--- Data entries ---
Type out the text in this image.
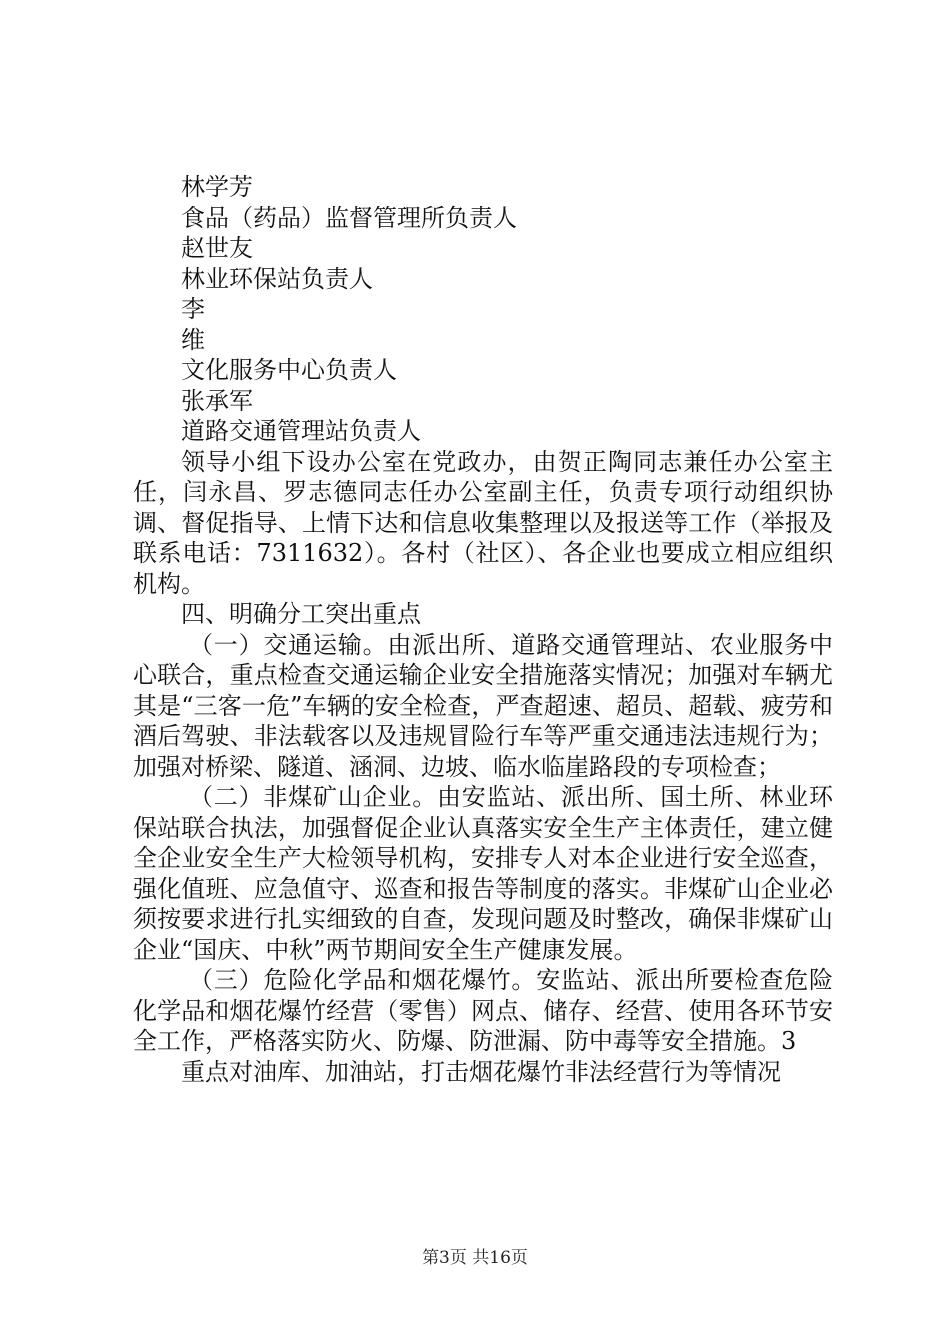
林学芳
食品（药品）监督管理所负责人
赵世友
林业环保站负责人
李
维
文化服务中心负责人
张承军
道路交通管理站负责人

领导小组下设办公室在党政办，由贺正陶同志兼任办公室主任，闫永昌、罗志德同志任办公室副主任，负责专项行动组织协调、督促指导、上情下达和信息收集整理以及报送等工作（举报及联系电话：7311632）。各村（社区）、各企业也要成立相应组织机构。

四、明确分工突出重点

（一）交通运输。由派出所、道路交通管理站、农业服务中心联合，重点检查交通运输企业安全措施落实情况；加强对车辆尤其是“三客一危”车辆的安全检查，严查超速、超员、超载、疲劳和酒后驾驶、非法载客以及违规冒险行车等严重交通违法违规行为；加强对桥梁、隧道、涵洞、边坡、临水临崖路段的专项检查；

（二）非煤矿山企业。由安监站、派出所、国土所、林业环保站联合执法，加强督促企业认真落实安全生产主体责任，建立健全企业安全生产大检领导机构，安排专人对本企业进行安全巡查，强化值班、应急值守、巡查和报告等制度的落实。非煤矿山企业必须按要求进行扎实细致的自查，发现问题及时整改，确保非煤矿山企业“国庆、中秋”两节期间安全生产健康发展。

（三）危险化学品和烟花爆竹。安监站、派出所要检查危险化学品和烟花爆竹经营（零售）网点、储存、经营、使用各环节安全工作，严格落实防火、防爆、防泄漏、防中毒等安全措施。3

重点对油库、加油站，打击烟花爆竹非法经营行为等情况

第3页 共16页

--- Exercise objective ---
Transcribe every entry above exactly. Omit all pictures.

--- Written response ---
Type out the text in this image.
林学芳
食品（药品）监督管理所负责人
赵世友
林业环保站负责人
李
维
文化服务中心负责人
张承军
道路交通管理站负责人

领导小组下设办公室在党政办，由贺正陶同志兼任办公室主任，闫永昌、罗志德同志任办公室副主任，负责专项行动组织协调、督促指导、上情下达和信息收集整理以及报送等工作（举报及联系电话：7311632）。各村（社区）、各企业也要成立相应组织机构。

四、明确分工突出重点

（一）交通运输。由派出所、道路交通管理站、农业服务中心联合，重点检查交通运输企业安全措施落实情况；加强对车辆尤其是“三客一危”车辆的安全检查，严查超速、超员、超载、疲劳和酒后驾驶、非法载客以及违规冒险行车等严重交通违法违规行为；加强对桥梁、隧道、涵洞、边坡、临水临崖路段的专项检查；

（二）非煤矿山企业。由安监站、派出所、国土所、林业环保站联合执法，加强督促企业认真落实安全生产主体责任，建立健全企业安全生产大检领导机构，安排专人对本企业进行安全巡查，强化值班、应急值守、巡查和报告等制度的落实。非煤矿山企业必须按要求进行扎实细致的自查，发现问题及时整改，确保非煤矿山企业“国庆、中秋”两节期间安全生产健康发展。

（三）危险化学品和烟花爆竹。安监站、派出所要检查危险化学品和烟花爆竹经营（零售）网点、储存、经营、使用各环节安全工作，严格落实防火、防爆、防泄漏、防中毒等安全措施。3

重点对油库、加油站，打击烟花爆竹非法经营行为等情况

第3页 共16页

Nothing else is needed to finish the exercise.